Aim of the task
Gather every line holding the string "అదనప".

Records for this exercise
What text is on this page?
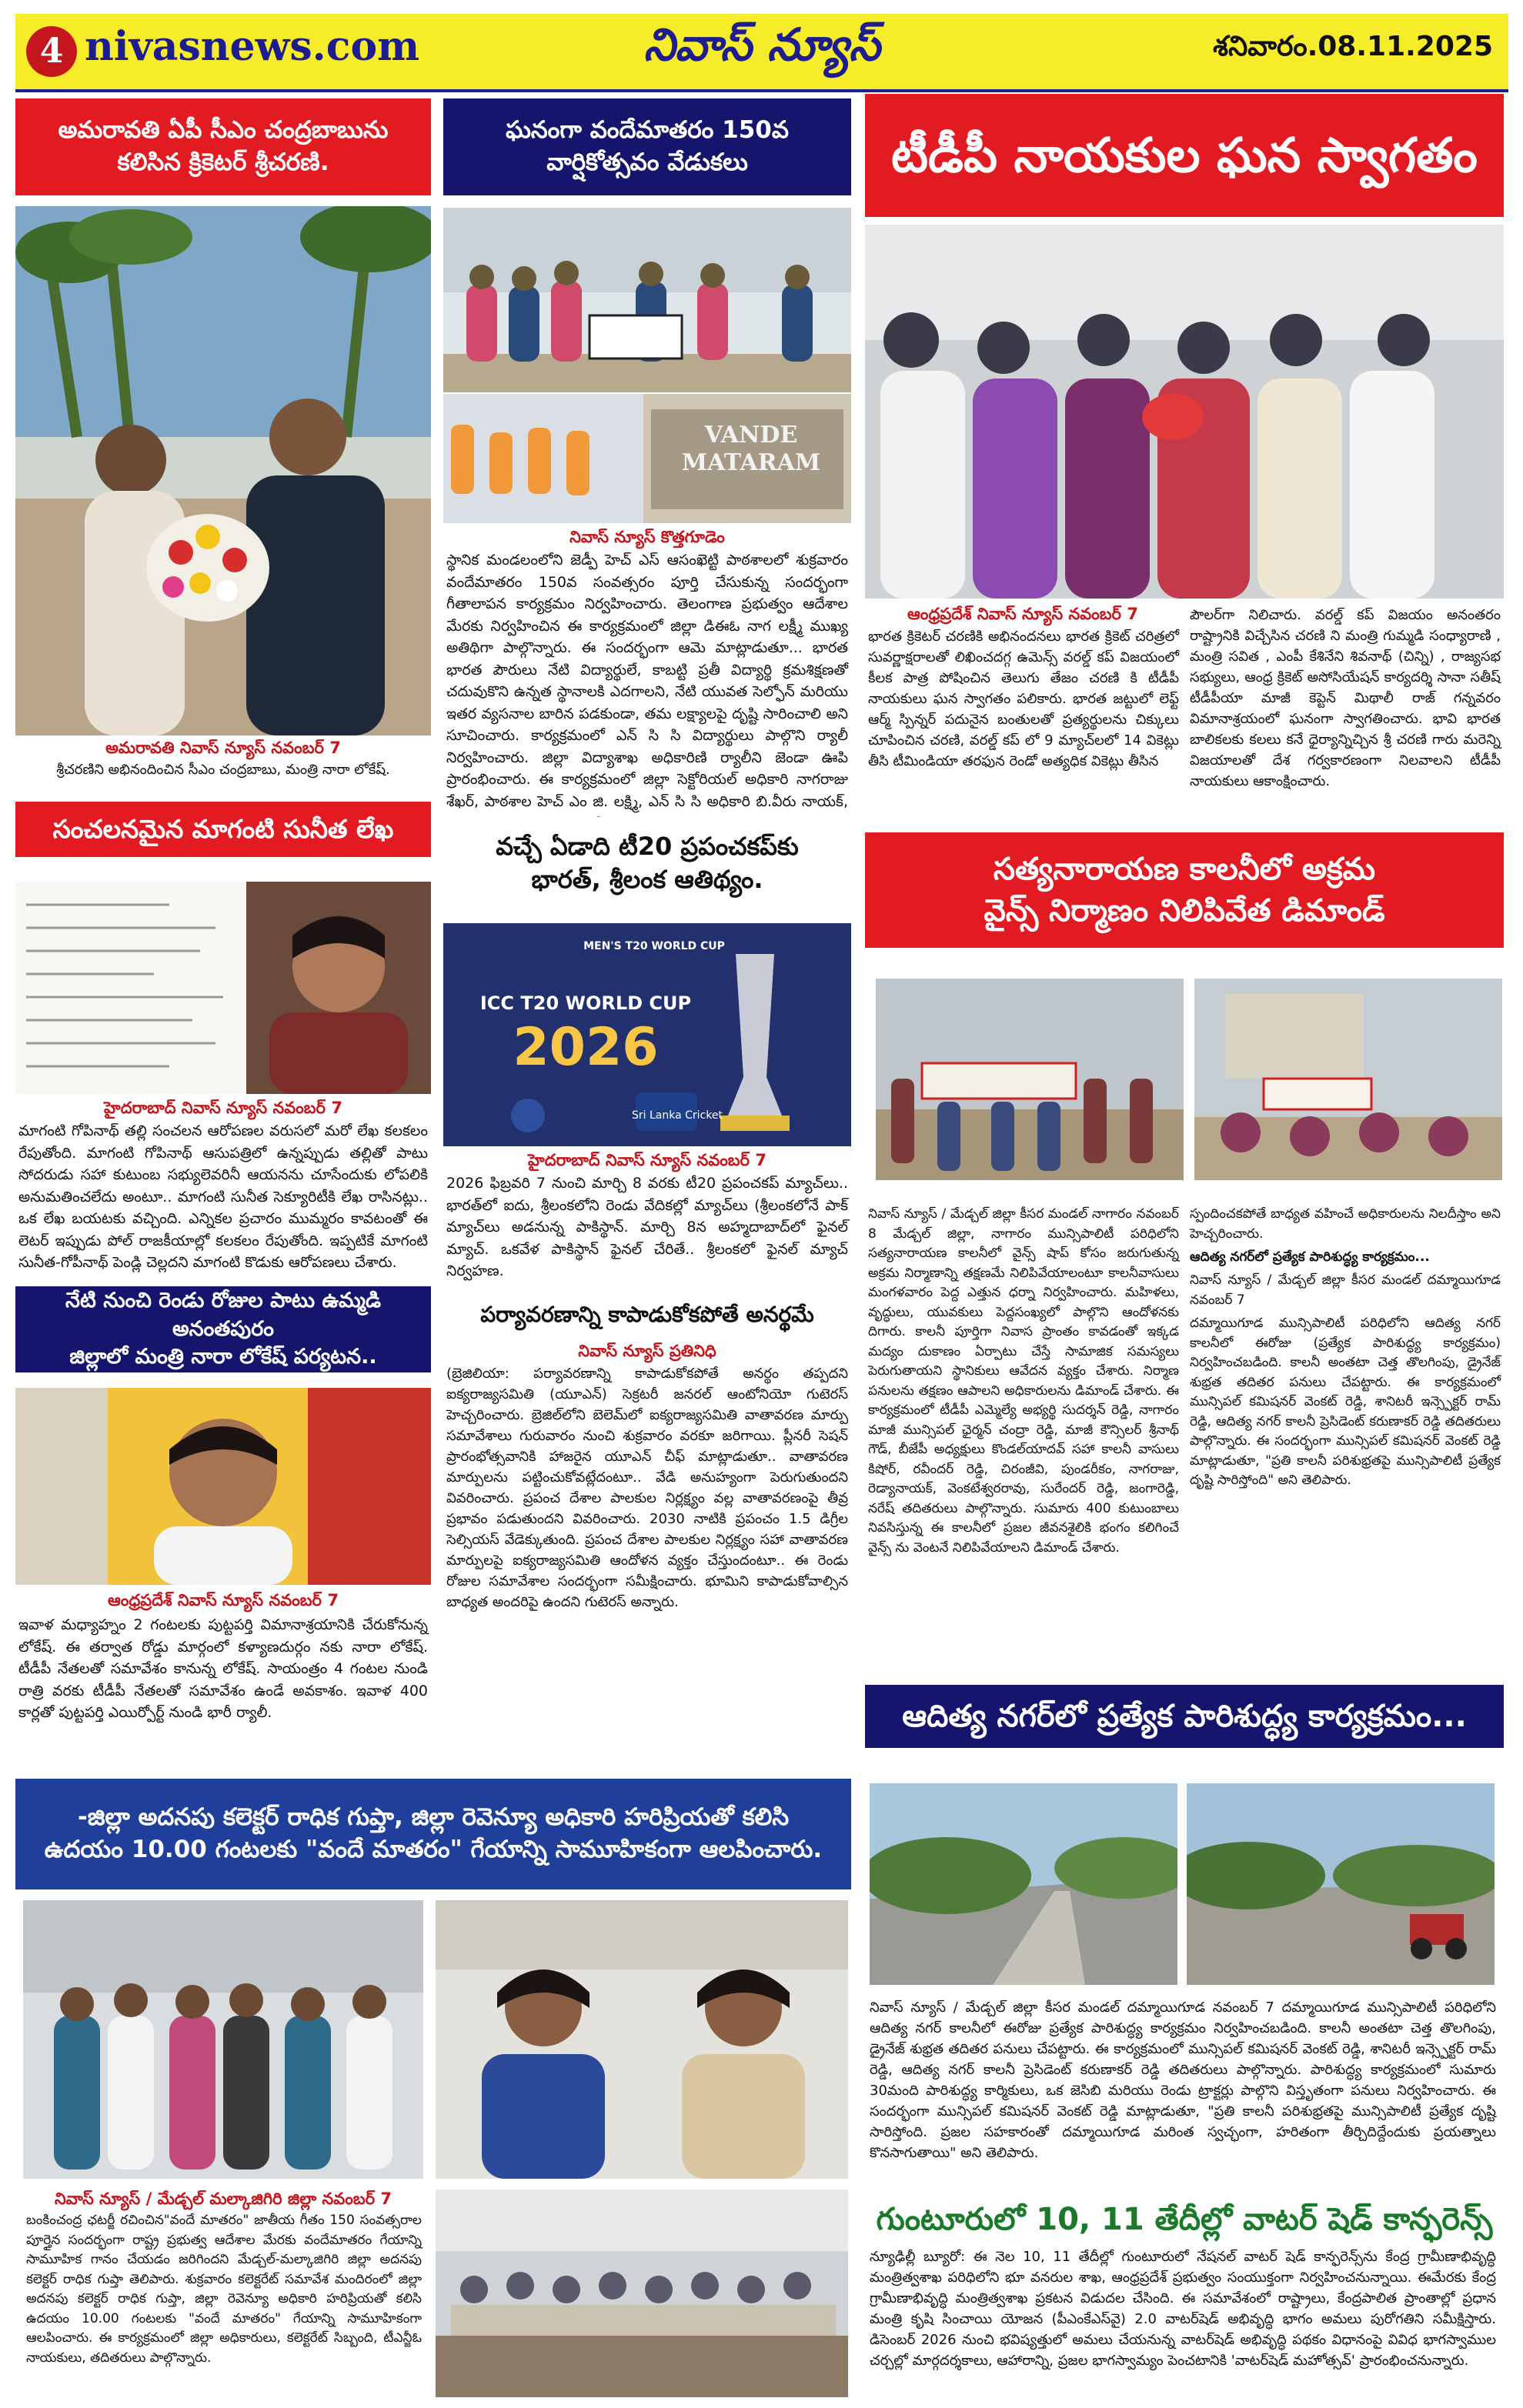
4 nivasnews.com	నివాస్ న్యూస్	శనివారం.08.11.2025
అమరావతి ఏపీ సీఎం చంద్రబాబును
కలిసిన క్రికెటర్ శ్రీచరణి.
అమరావతి నివాస్ న్యూస్ నవంబర్ 7
శ్రీచరణిని అభినందించిన సీఎం చంద్రబాబు, మంత్రి నారా లోకేష్.
సంచలనమైన మాగంటి సునీత లేఖ
హైదరాబాద్ నివాస్ న్యూస్ నవంబర్ 7
మాగంటి గోపినాథ్ తల్లి సంచలన ఆరోపణల వరుసలో మరో లేఖ కలకలం రేపుతోంది. మాగంటి గోపినాథ్ ఆసుపత్రిలో ఉన్నప్పుడు తల్లితో పాటు సోదరుడు సహా కుటుంబ సభ్యులెవరినీ ఆయనను చూసేందుకు లోపలికి అనుమతించలేదు అంటూ.. మాగంటి సునీత సెక్యూరిటీకి లేఖ రాసినట్లు.. ఒక లేఖ బయటకు వచ్చింది. ఎన్నికల ప్రచారం ముమ్మరం కావటంతో ఈ లెటర్ ఇప్పుడు పోల్ రాజకీయాల్లో కలకలం రేపుతోంది. ఇప్పటికే మాగంటి సునీత-గోపీనాథ్ పెండ్లి చెల్లదని మాగంటి కొడుకు ఆరోపణలు చేశారు.
నేటి నుంచి రెండు రోజుల పాటు ఉమ్మడి అనంతపురం
జిల్లాలో మంత్రి నారా లోకేష్ పర్యటన..
ఆంధ్రప్రదేశ్ నివాస్ న్యూస్ నవంబర్ 7
ఇవాళ మధ్యాహ్నం 2 గంటలకు పుట్టపర్తి విమానాశ్రయానికి చేరుకోనున్న లోకేష్. ఈ తర్వాత రోడ్డు మార్గంలో కళ్యాణదుర్గం నకు నారా లోకేష్. టీడీపీ నేతలతో సమావేశం కానున్న లోకేష్. సాయంత్రం 4 గంటల నుండి రాత్రి వరకు టీడీపీ నేతలతో సమావేశం ఉండే అవకాశం. ఇవాళ 400 కార్లతో పుట్టపర్తి ఎయిర్పోర్ట్ నుండి భారీ ర్యాలీ.
ఘనంగా వందేమాతరం 150వ
వార్షికోత్సవం వేడుకలు
VANDE MATARAM
నివాస్ న్యూస్ కొత్తగూడెం
స్థానిక మండలంలోని జెడ్పీ హెచ్ ఎస్ ఆసంఖెట్టి పాఠశాలలో శుక్రవారం వందేమాతరం 150వ సంవత్సరం పూర్తి చేసుకున్న సందర్భంగా గీతాలాపన కార్యక్రమం నిర్వహించారు. తెలంగాణ ప్రభుత్వం ఆదేశాల మేరకు నిర్వహించిన ఈ కార్యక్రమంలో జిల్లా డిఈఓ నాగ లక్ష్మీ ముఖ్య అతిథిగా పాల్గొన్నారు. ఈ సందర్భంగా ఆమె మాట్లాడుతూ... భారత భారత పౌరులు నేటి విద్యార్థులే, కాబట్టి ప్రతీ విద్యార్థి క్రమశిక్షణతో చదువుకొని ఉన్నత స్థానాలకి ఎదగాలని, నేటి యువత సెల్ఫోన్ మరియు ఇతర వ్యసనాల బారిన పడకుండా, తమ లక్ష్యాలపై దృష్టి సారించాలి అని సూచించారు. కార్యక్రమంలో ఎన్ సి సి విద్యార్థులు పాల్గొని ర్యాలీ నిర్వహించారు. జిల్లా విద్యాశాఖ అధికారిణి ర్యాలీని జెండా ఊపి ప్రారంభించారు. ఈ కార్యక్రమంలో జిల్లా సెక్టోరియల్ అధికారి నాగరాజు శేఖర్, పాఠశాల హెచ్ ఎం జి. లక్ష్మి, ఎన్ సి సి అధికారి బి.వీరు నాయక్,
వచ్చే ఏడాది టీ20 ప్రపంచకప్‌కు
భారత్, శ్రీలంక ఆతిథ్యం.
MEN'S T20 WORLD CUP
ICC T20 WORLD CUP
2026
Sri Lanka Cricket
హైదరాబాద్ నివాస్ న్యూస్ నవంబర్ 7
2026 ఫిబ్రవరి 7 నుంచి మార్చి 8 వరకు టీ20 ప్రపంచకప్ మ్యాచ్‌లు.. భారత్‌లో ఐదు, శ్రీలంకలోని రెండు వేదికల్లో మ్యాచ్‌లు (శ్రీలంకలోనే పాక్ మ్యాచ్‌లు అడనున్న పాకిస్థాన్. మార్చి 8న అహ్మదాబాద్‌లో ఫైనల్ మ్యాచ్. ఒకవేళ పాకిస్థాన్ ఫైనల్ చేరితే.. శ్రీలంకలో ఫైనల్ మ్యాచ్ నిర్వహణ.
పర్యావరణాన్ని కాపాడుకోకపోతే అనర్థమే
నివాస్ న్యూస్ ప్రతినిధి
(బ్రెజిలియా: పర్యావరణాన్ని కాపాడుకోకపోతే అనర్థం తప్పదని ఐక్యరాజ్యసమితి (యూఎన్) సెక్రటరీ జనరల్ ఆంటోనియో గుటెరస్ హెచ్చరించారు. బ్రెజిల్‌లోని బెలెమ్‌లో ఐక్యరాజ్యసమితి వాతావరణ మార్పు సమావేశాలు గురువారం నుంచి శుక్రవారం వరకూ జరిగాయి. ప్లీనరీ సెషన్ ప్రారంభోత్సవానికి హాజరైన యూఎన్ చీఫ్ మాట్లాడుతూ.. వాతావరణ మార్పులను పట్టించుకోవట్లేదంటూ.. వేడి అనుహ్యంగా పెరుగుతుందని వివరించారు. ప్రపంచ దేశాల పాలకుల నిర్లక్ష్యం వల్ల వాతావరణంపై తీవ్ర ప్రభావం పడుతుందని వివరించారు. 2030 నాటికి ప్రపంచం 1.5 డిగ్రీల సెల్సియస్ వేడెక్కుతుంది. ప్రపంచ దేశాల పాలకుల నిర్లక్ష్యం సహా వాతావరణ మార్పులపై ఐక్యరాజ్యసమితి ఆందోళన వ్యక్తం చేస్తుందంటూ.. ఈ రెండు రోజుల సమావేశాల సందర్భంగా సమీక్షించారు. భూమిని కాపాడుకోవాల్సిన బాధ్యత అందరిపై ఉందని గుటెరస్ అన్నారు.
టీడీపీ నాయకుల ఘన స్వాగతం
ఆంధ్రప్రదేశ్ నివాస్ న్యూస్ నవంబర్ 7
భారత క్రికెటర్ చరణికి అభినందనలు భారత క్రికెట్ చరిత్రలో సువర్ణాక్షరాలతో లిఖించదగ్గ ఉమెన్స్ వరల్డ్ కప్ విజయంలో కీలక పాత్ర పోషించిన తెలుగు తేజం చరణి కి టీడీపీ నాయకులు ఘన స్వాగతం పలికారు. భారత జట్టులో లెఫ్ట్ ఆర్మ్ స్పిన్నర్ పదునైన బంతులతో ప్రత్యర్థులను చిక్కులు చూపించిన చరణి, వరల్డ్ కప్ లో 9 మ్యాచ్‌లలో 14 వికెట్లు తీసి టీమిండియా తరఫున రెండో అత్యధిక వికెట్లు తీసిన
పౌలర్‌గా నిలిచారు. వరల్డ్ కప్ విజయం అనంతరం రాష్ట్రానికి విచ్చేసిన చరణి ని మంత్రి గుమ్మడి సంధ్యారాణి , మంత్రి సవిత , ఎంపీ కేశినేని శివనాథ్ (చిన్ని) , రాజ్యసభ సభ్యులు, ఆంధ్ర క్రికెట్ అసోసియేషన్ కార్యదర్శి సానా సతీష్ టీడీపీయా మాజీ కెప్టెన్ మిథాలీ రాజ్ గన్నవరం విమానాశ్రయంలో ఘనంగా స్వాగతించారు. భావి భారత బాలికలకు కలలు కనే ధైర్యాన్నిచ్చిన శ్రీ చరణి గారు మరెన్ని విజయాలతో దేశ గర్వకారణంగా నిలవాలని టీడీపీ నాయకులు ఆకాంక్షించారు.
సత్యనారాయణ కాలనీలో అక్రమ
వైన్స్ నిర్మాణం నిలిపివేత డిమాండ్
నివాస్ న్యూస్ / మేడ్చల్ జిల్లా కీసర మండల్ నాగారం నవంబర్ 8 మేడ్చల్ జిల్లా, నాగారం మున్సిపాలిటీ పరిధిలోని సత్యనారాయణ కాలనీలో వైన్స్ షాప్ కోసం జరుగుతున్న అక్రమ నిర్మాణాన్ని తక్షణమే నిలిపివేయాలంటూ కాలనీవాసులు మంగళవారం పెద్ద ఎత్తున ధర్నా నిర్వహించారు. మహిళలు, వృద్ధులు, యువకులు పెద్దసంఖ్యలో పాల్గొని ఆందోళనకు దిగారు. కాలనీ పూర్తిగా నివాస ప్రాంతం కావడంతో ఇక్కడ మద్యం దుకాణం ఏర్పాటు చేస్తే సామాజిక సమస్యలు పెరుగుతాయని స్థానికులు ఆవేదన వ్యక్తం చేశారు. నిర్మాణ పనులను తక్షణం ఆపాలని అధికారులను డిమాండ్ చేశారు. ఈ కార్యక్రమంలో టీడీపీ ఎమ్మెల్యే అభ్యర్థి సుదర్శన్ రెడ్డి, నాగారం మాజీ మున్సిపల్ ఛైర్మన్ చంద్రా రెడ్డి, మాజీ కౌన్సిలర్ శ్రీనాథ్ గౌడ్, బీజేపీ అధ్యక్షులు కొండల్‌యాదవ్ సహా కాలనీ వాసులు కిషోర్, రవీందర్ రెడ్డి, చిరంజీవి, పుండరీకం, నాగరాజు, రెడ్యానాయక్, వెంకటేశ్వరరావు, సురేందర్ రెడ్డి, జంగారెడ్డి, నరేష్ తదితరులు పాల్గొన్నారు. సుమారు 400 కుటుంబాలు నివసిస్తున్న ఈ కాలనీలో ప్రజల జీవనశైలికి భంగం కలిగించే వైన్స్ ను వెంటనే నిలిపివేయాలని డిమాండ్ చేశారు.
స్పందించకపోతే బాధ్యత వహించే అధికారులను నిలదీస్తాం అని హెచ్చరించారు.
ఆదిత్య నగర్‌లో ప్రత్యేక పారిశుద్ధ్య కార్యక్రమం...
నివాస్ న్యూస్ / మేడ్చల్ జిల్లా కీసర మండల్ దమ్మాయిగూడ నవంబర్ 7
దమ్మాయిగూడ మున్సిపాలిటీ పరిధిలోని ఆదిత్య నగర్ కాలనీలో ఈరోజు (ప్రత్యేక పారిశుద్ధ్య కార్యక్రమం) నిర్వహించబడింది. కాలనీ అంతటా చెత్త తొలగింపు, డ్రైనేజ్ శుభ్రత తదితర పనులు చేపట్టారు. ఈ కార్యక్రమంలో మున్సిపల్ కమిషనర్ వెంకట్ రెడ్డి, శానిటరీ ఇన్స్పెక్టర్ రామ్ రెడ్డి, ఆదిత్య నగర్ కాలనీ ప్రెసిడెంట్ కరుణాకర్ రెడ్డి తదితరులు పాల్గొన్నారు. ఈ సందర్భంగా మున్సిపల్ కమిషనర్ వెంకట్ రెడ్డి మాట్లాడుతూ, "ప్రతి కాలనీ పరిశుభ్రతపై మున్సిపాలిటీ ప్రత్యేక దృష్టి సారిస్తోంది" అని తెలిపారు.
ఆదిత్య నగర్‌లో ప్రత్యేక పారిశుద్ధ్య కార్యక్రమం...
నివాస్ న్యూస్ / మేడ్చల్ జిల్లా కీసర మండల్ దమ్మాయిగూడ నవంబర్ 7 దమ్మాయిగూడ మున్సిపాలిటీ పరిధిలోని ఆదిత్య నగర్ కాలనీలో ఈరోజు ప్రత్యేక పారిశుద్ధ్య కార్యక్రమం నిర్వహించబడింది. కాలనీ అంతటా చెత్త తొలగింపు, డ్రైనేజ్ శుభ్రత తదితర పనులు చేపట్టారు. ఈ కార్యక్రమంలో మున్సిపల్ కమిషనర్ వెంకట్ రెడ్డి, శానిటరీ ఇన్స్పెక్టర్ రామ్ రెడ్డి, ఆదిత్య నగర్ కాలనీ ప్రెసిడెంట్ కరుణాకర్ రెడ్డి తదితరులు పాల్గొన్నారు. పారిశుద్ధ్య కార్యక్రమంలో సుమారు 30మంది పారిశుద్ధ్య కార్మికులు, ఒక జెసిబి మరియు రెండు ట్రాక్టర్లు పాల్గొని విస్తృతంగా పనులు నిర్వహించారు. ఈ సందర్భంగా మున్సిపల్ కమిషనర్ వెంకట్ రెడ్డి మాట్లాడుతూ, "ప్రతి కాలనీ పరిశుభ్రతపై మున్సిపాలిటీ ప్రత్యేక దృష్టి సారిస్తోంది. ప్రజల సహకారంతో దమ్మాయిగూడ మరింత స్వచ్ఛంగా, హరితంగా తీర్చిదిద్దేందుకు ప్రయత్నాలు కొనసాగుతాయి" అని తెలిపారు.
గుంటూరులో 10, 11 తేదీల్లో వాటర్ షెడ్ కాన్ఫరెన్స్
న్యూఢిల్లీ బ్యూరో: ఈ నెల 10, 11 తేదీల్లో గుంటూరులో నేషనల్ వాటర్ షెడ్ కాన్ఫరెన్స్‌ను కేంద్ర గ్రామీణాభివృద్ధి మంత్రిత్వశాఖ పరిధిలోని భూ వనరుల శాఖ, ఆంధ్రప్రదేశ్ ప్రభుత్వం సంయుక్తంగా నిర్వహించనున్నాయి. ఈమేరకు కేంద్ర గ్రామీణాభివృద్ధి మంత్రిత్వశాఖ ప్రకటన విడుదల చేసింది. ఈ సమావేశంలో రాష్ట్రాలు, కేంద్రపాలిత ప్రాంతాల్లో ప్రధాన మంత్రి కృషి సించాయి యోజన (పీఎంకేఎస్‌వై) 2.0 వాటర్‌షెడ్ అభివృద్ధి భాగం అమలు పురోగతిని సమీక్షిస్తారు. డిసెంబర్ 2026 నుంచి భవిష్యత్తులో అమలు చేయనున్న వాటర్‌షెడ్ అభివృద్ధి పథకం విధానంపై వివిధ భాగస్వాముల చర్చల్లో మార్గదర్శకాలు, ఆహారాన్ని, ప్రజల భాగస్వామ్యం పెంచటానికి 'వాటర్‌షెడ్ మహోత్సవ్' ప్రారంభించనున్నారు.
-జిల్లా అదనపు కలెక్టర్ రాధిక గుప్తా, జిల్లా రెవెన్యూ అధికారి హరిప్రియతో కలిసి
ఉదయం 10.00 గంటలకు "వందే మాతరం" గేయాన్ని సామూహికంగా ఆలపించారు.
నివాస్ న్యూస్ / మేడ్చల్ మల్కాజిగిరి జిల్లా నవంబర్ 7
బంకించంద్ర ఛటర్జీ రచించిన"వందే మాతరం" జాతీయ గీతం 150 సంవత్సరాల పూర్తైన సందర్భంగా రాష్ట్ర ప్రభుత్వ ఆదేశాల మేరకు వందేమాతరం గేయాన్ని సామూహిక గానం చేయడం జరిగిందని మేడ్చల్-మల్కాజిగిరి జిల్లా అదనపు కలెక్టర్ రాధిక గుప్తా తెలిపారు. శుక్రవారం కలెక్టరేట్ సమావేశ మందిరంలో జిల్లా అదనపు కలెక్టర్ రాధిక గుప్తా, జిల్లా రెవెన్యూ అధికారి హరిప్రియతో కలిసి ఉదయం 10.00 గంటలకు "వందే మాతరం" గేయాన్ని సామూహికంగా ఆలపించారు. ఈ కార్యక్రమంలో జిల్లా అధికారులు, కలెక్టరేట్ సిబ్బంది, టీఎన్జీఓ నాయకులు, తదితరులు పాల్గొన్నారు.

Exercise answer
-జిల్లా అదనపు కలెక్టర్ రాధిక గుప్తా, జిల్లా రెవెన్యూ అధికారి హరిప్రియతో కలిసి
బంకించంద్ర ఛటర్జీ రచించిన"వందే మాతరం" జాతీయ గీతం 150 సంవత్సరాల పూర్తైన సందర్భంగా రాష్ట్ర ప్రభుత్వ ఆదేశాల మేరకు వందేమాతరం గేయాన్ని సామూహిక గానం చేయడం జరిగిందని మేడ్చల్-మల్కాజిగిరి జిల్లా అదనపు కలెక్టర్ రాధిక గుప్తా తెలిపారు. శుక్రవారం కలెక్టరేట్ సమావేశ మందిరంలో జిల్లా అదనపు కలెక్టర్ రాధిక గుప్తా, జిల్లా రెవెన్యూ అధికారి హరిప్రియతో కలిసి ఉదయం 10.00 గంటలకు "వందే మాతరం" గేయాన్ని సామూహికంగా ఆలపించారు. ఈ కార్యక్రమంలో జిల్లా అధికారులు, కలెక్టరేట్ సిబ్బంది, టీఎన్జీఓ నాయకులు, తదితరులు పాల్గొన్నారు.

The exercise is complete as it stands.